• _EXERCISE DIRECTIONS_: Which lines of the records contain the word "Psychrobacter"? Show each of them.

• _EXERCISE MATERIAL_:

■ ■ ■ ■ ■ ■ ■

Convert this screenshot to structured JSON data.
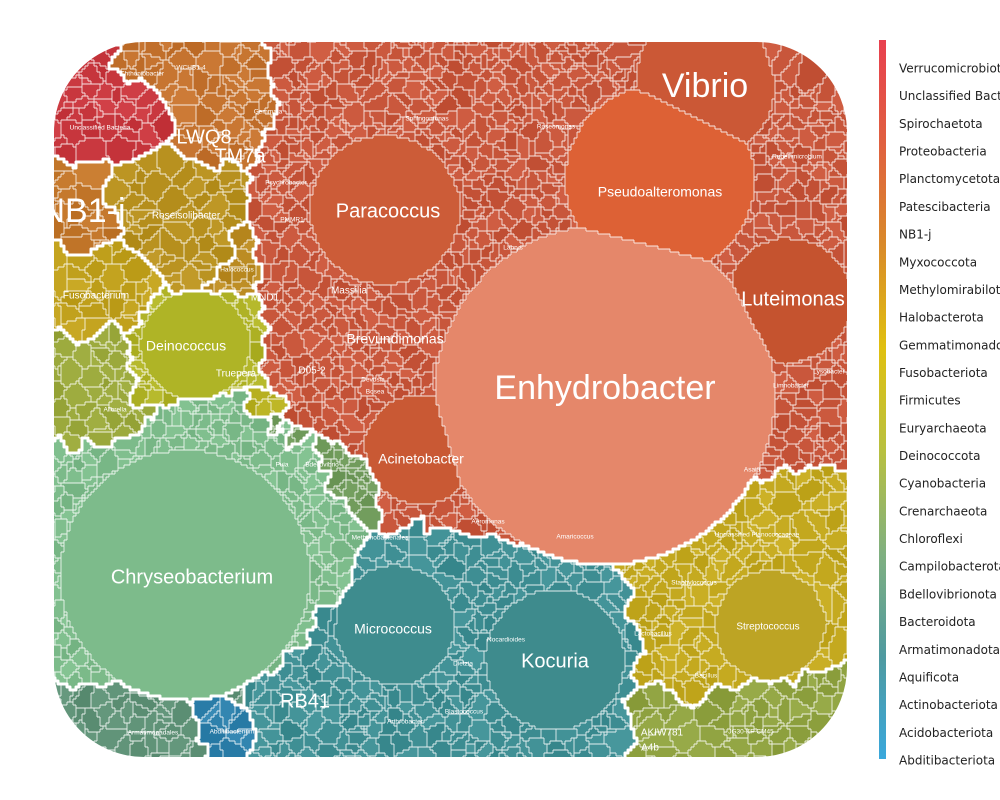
{
  "chart_data": {
    "type": "voronoi-treemap",
    "level": "genus",
    "groups": [
      {
        "phylum": "Verrucomicrobiota",
        "color": "#e2424a",
        "genera": []
      },
      {
        "phylum": "Unclassified Bacteria",
        "color": "#c9383f",
        "genera": [
          {
            "name": "Unclassified Bacteria",
            "value": 3
          }
        ]
      },
      {
        "phylum": "Spirochaetota",
        "color": "#c0453a",
        "genera": [
          {
            "name": "Chthoniobacter",
            "value": 1
          }
        ]
      },
      {
        "phylum": "Proteobacteria",
        "color": "#c7553a",
        "genera": [
          {
            "name": "Enhydrobacter",
            "value": 34
          },
          {
            "name": "Paracoccus",
            "value": 8
          },
          {
            "name": "Vibrio",
            "value": 6
          },
          {
            "name": "Pseudoalteromonas",
            "value": 9
          },
          {
            "name": "Luteimonas",
            "value": 4
          },
          {
            "name": "Acinetobacter",
            "value": 5
          },
          {
            "name": "Brevundimonas",
            "value": 3
          },
          {
            "name": "Massilia",
            "value": 2
          },
          {
            "name": "Sphingomonas",
            "value": 1.5
          },
          {
            "name": "Roseomonas",
            "value": 1
          },
          {
            "name": "Rubellimicrobium",
            "value": 1
          },
          {
            "name": "Psychrobacter",
            "value": 1
          },
          {
            "name": "D05-2",
            "value": 1
          },
          {
            "name": "Devosia",
            "value": 1
          },
          {
            "name": "Bosea",
            "value": 1
          },
          {
            "name": "PMMR1",
            "value": 1
          },
          {
            "name": "MND1",
            "value": 1
          },
          {
            "name": "Limnobacter",
            "value": 1
          },
          {
            "name": "Lysobacter",
            "value": 1
          },
          {
            "name": "Asaia",
            "value": 0.5
          },
          {
            "name": "Amaricoccus",
            "value": 0.5
          },
          {
            "name": "Labrys",
            "value": 0.5
          },
          {
            "name": "Aeromonas",
            "value": 0.5
          }
        ]
      },
      {
        "phylum": "Planctomycetota",
        "color": "#c7683a",
        "genera": [
          {
            "name": "Gemmata",
            "value": 1
          }
        ]
      },
      {
        "phylum": "Patescibacteria",
        "color": "#c4722e",
        "genera": [
          {
            "name": "WCHB1-4",
            "value": 1
          },
          {
            "name": "LWQ8",
            "value": 1.5
          },
          {
            "name": "TM7a",
            "value": 1.5
          }
        ]
      },
      {
        "phylum": "NB1-j",
        "color": "#c2762a",
        "genera": [
          {
            "name": "NB1-j",
            "value": 2
          }
        ]
      },
      {
        "phylum": "Myxococcota",
        "color": "#bf7d26",
        "genera": []
      },
      {
        "phylum": "Methylomirabilota",
        "color": "#bd8424",
        "genera": []
      },
      {
        "phylum": "Halobacterota",
        "color": "#bb8b22",
        "genera": [
          {
            "name": "Halococcus",
            "value": 1
          }
        ]
      },
      {
        "phylum": "Gemmatimonadota",
        "color": "#b99220",
        "genera": [
          {
            "name": "Roseisolibacter",
            "value": 2.5
          }
        ]
      },
      {
        "phylum": "Fusobacteriota",
        "color": "#c0a01c",
        "genera": [
          {
            "name": "Fusobacterium",
            "value": 3
          }
        ]
      },
      {
        "phylum": "Firmicutes",
        "color": "#c3a81e",
        "genera": [
          {
            "name": "Unclassified Planococcaceae",
            "value": 3
          },
          {
            "name": "Streptococcus",
            "value": 3
          },
          {
            "name": "Staphylococcus",
            "value": 2
          },
          {
            "name": "Lactobacillus",
            "value": 1.5
          },
          {
            "name": "Bacillus",
            "value": 1
          }
        ]
      },
      {
        "phylum": "Euryarchaeota",
        "color": "#b7b020",
        "genera": [
          {
            "name": "Methanobacteriales",
            "value": 1
          }
        ]
      },
      {
        "phylum": "Deinococcota",
        "color": "#b0b326",
        "genera": [
          {
            "name": "Deinococcus",
            "value": 4
          },
          {
            "name": "Truepera",
            "value": 1.5
          }
        ]
      },
      {
        "phylum": "Cyanobacteria",
        "color": "#a3ab30",
        "genera": []
      },
      {
        "phylum": "Crenarchaeota",
        "color": "#99a73a",
        "genera": [
          {
            "name": "Allorella",
            "value": 1
          }
        ]
      },
      {
        "phylum": "Chloroflexi",
        "color": "#8fa240",
        "genera": [
          {
            "name": "JG30-KF-CM45",
            "value": 1.5
          },
          {
            "name": "AKIW781",
            "value": 1
          },
          {
            "name": "TK10",
            "value": 0.5
          },
          {
            "name": "A4b",
            "value": 0.5
          }
        ]
      },
      {
        "phylum": "Campilobacterota",
        "color": "#85a14c",
        "genera": []
      },
      {
        "phylum": "Bdellovibrionota",
        "color": "#6f9a5a",
        "genera": [
          {
            "name": "Bdellovibrio",
            "value": 1
          }
        ]
      },
      {
        "phylum": "Bacteroidota",
        "color": "#7cbb8a",
        "genera": [
          {
            "name": "Chryseobacterium",
            "value": 30
          },
          {
            "name": "Puia",
            "value": 0.5
          }
        ]
      },
      {
        "phylum": "Armatimonadota",
        "color": "#5f9277",
        "genera": [
          {
            "name": "Armatimonadales",
            "value": 2
          }
        ]
      },
      {
        "phylum": "Aquificota",
        "color": "#4f9289",
        "genera": []
      },
      {
        "phylum": "Actinobacteriota",
        "color": "#3e8e93",
        "genera": [
          {
            "name": "Kocuria",
            "value": 6
          },
          {
            "name": "Micrococcus",
            "value": 4
          },
          {
            "name": "RB41",
            "value": 2
          },
          {
            "name": "Blastococcus",
            "value": 1
          },
          {
            "name": "Arthrobacter",
            "value": 1
          },
          {
            "name": "Dietzia",
            "value": 0.5
          },
          {
            "name": "Nocardioides",
            "value": 0.5
          }
        ]
      },
      {
        "phylum": "Acidobacteriota",
        "color": "#36849f",
        "genera": []
      },
      {
        "phylum": "Abditibacteriota",
        "color": "#2f82ad",
        "genera": [
          {
            "name": "Abditibacterium",
            "value": 1.5
          }
        ]
      }
    ],
    "labels": [
      {
        "name": "Enhydrobacter",
        "size": "xl"
      },
      {
        "name": "Chryseobacterium",
        "size": "l"
      },
      {
        "name": "Vibrio",
        "size": "xl"
      },
      {
        "name": "Paracoccus",
        "size": "l"
      },
      {
        "name": "Pseudoalteromonas",
        "size": "m"
      },
      {
        "name": "Luteimonas",
        "size": "l"
      },
      {
        "name": "Kocuria",
        "size": "l"
      },
      {
        "name": "Micrococcus",
        "size": "m"
      },
      {
        "name": "Acinetobacter",
        "size": "m"
      },
      {
        "name": "Brevundimonas",
        "size": "m"
      },
      {
        "name": "Deinococcus",
        "size": "m"
      },
      {
        "name": "Fusobacterium",
        "size": "s"
      },
      {
        "name": "Roseisolibacter",
        "size": "s"
      },
      {
        "name": "NB1-j",
        "size": "xl"
      },
      {
        "name": "LWQ8",
        "size": "l"
      },
      {
        "name": "TM7a",
        "size": "l"
      },
      {
        "name": "RB41",
        "size": "l"
      },
      {
        "name": "Streptococcus",
        "size": "s"
      },
      {
        "name": "Massilia",
        "size": "s"
      },
      {
        "name": "Truepera",
        "size": "s"
      },
      {
        "name": "Unclassified Bacteria",
        "size": "xs"
      },
      {
        "name": "Chthoniobacter",
        "size": "xs"
      },
      {
        "name": "WCHB1-4",
        "size": "xs"
      },
      {
        "name": "Gemmata",
        "size": "xs"
      },
      {
        "name": "Sphingomonas",
        "size": "xs"
      },
      {
        "name": "Roseomonas",
        "size": "xs"
      },
      {
        "name": "Rubellimicrobium",
        "size": "xs"
      },
      {
        "name": "Psychrobacter",
        "size": "xs"
      },
      {
        "name": "PMMR1",
        "size": "xs"
      },
      {
        "name": "MND1",
        "size": "s"
      },
      {
        "name": "D05-2",
        "size": "s"
      },
      {
        "name": "Bosea",
        "size": "xs"
      },
      {
        "name": "Devosia",
        "size": "xs"
      },
      {
        "name": "Labrys",
        "size": "xs"
      },
      {
        "name": "Limnobacter",
        "size": "xs"
      },
      {
        "name": "Lysobacter",
        "size": "xs"
      },
      {
        "name": "Asaia",
        "size": "xs"
      },
      {
        "name": "Amaricoccus",
        "size": "xs"
      },
      {
        "name": "Aeromonas",
        "size": "xs"
      },
      {
        "name": "Halococcus",
        "size": "xs"
      },
      {
        "name": "Allorella",
        "size": "xs"
      },
      {
        "name": "Puia",
        "size": "xs"
      },
      {
        "name": "Bdellovibrio",
        "size": "xs"
      },
      {
        "name": "Methanobacteriales",
        "size": "xs"
      },
      {
        "name": "Armatimonadales",
        "size": "xs"
      },
      {
        "name": "Abditibacterium",
        "size": "xs"
      },
      {
        "name": "Blastococcus",
        "size": "xs"
      },
      {
        "name": "Arthrobacter",
        "size": "xs"
      },
      {
        "name": "Dietzia",
        "size": "xs"
      },
      {
        "name": "Nocardioides",
        "size": "xs"
      },
      {
        "name": "Unclassified Planococcaceae",
        "size": "xs"
      },
      {
        "name": "Staphylococcus",
        "size": "xs"
      },
      {
        "name": "Lactobacillus",
        "size": "xs"
      },
      {
        "name": "Bacillus",
        "size": "xs"
      },
      {
        "name": "JG30-KF-CM45",
        "size": "xs"
      },
      {
        "name": "AKIW781",
        "size": "s"
      },
      {
        "name": "TK10",
        "size": "xs"
      },
      {
        "name": "A4b",
        "size": "s"
      }
    ],
    "legend": {
      "placement": "right",
      "items": [
        "Verrucomicrobiota",
        "Unclassified Bacteria",
        "Spirochaetota",
        "Proteobacteria",
        "Planctomycetota",
        "Patescibacteria",
        "NB1-j",
        "Myxococcota",
        "Methylomirabilota",
        "Halobacterota",
        "Gemmatimonadota",
        "Fusobacteriota",
        "Firmicutes",
        "Euryarchaeota",
        "Deinococcota",
        "Cyanobacteria",
        "Crenarchaeota",
        "Chloroflexi",
        "Campilobacterota",
        "Bdellovibrionota",
        "Bacteroidota",
        "Armatimonadota",
        "Aquificota",
        "Actinobacteriota",
        "Acidobacteriota",
        "Abditibacteriota"
      ],
      "gradient": [
        "#e8404f",
        "#e06040",
        "#d98a2a",
        "#e0c010",
        "#b8c040",
        "#80b080",
        "#4f9aa0",
        "#3aa8dc"
      ]
    },
    "border_color": "#ffffff"
  }
}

■ ■ ■ ■ ■ ■ ■

• _TASK OUTPUT_:
            "name": "Psychrobacter",
        "name": "Psychrobacter",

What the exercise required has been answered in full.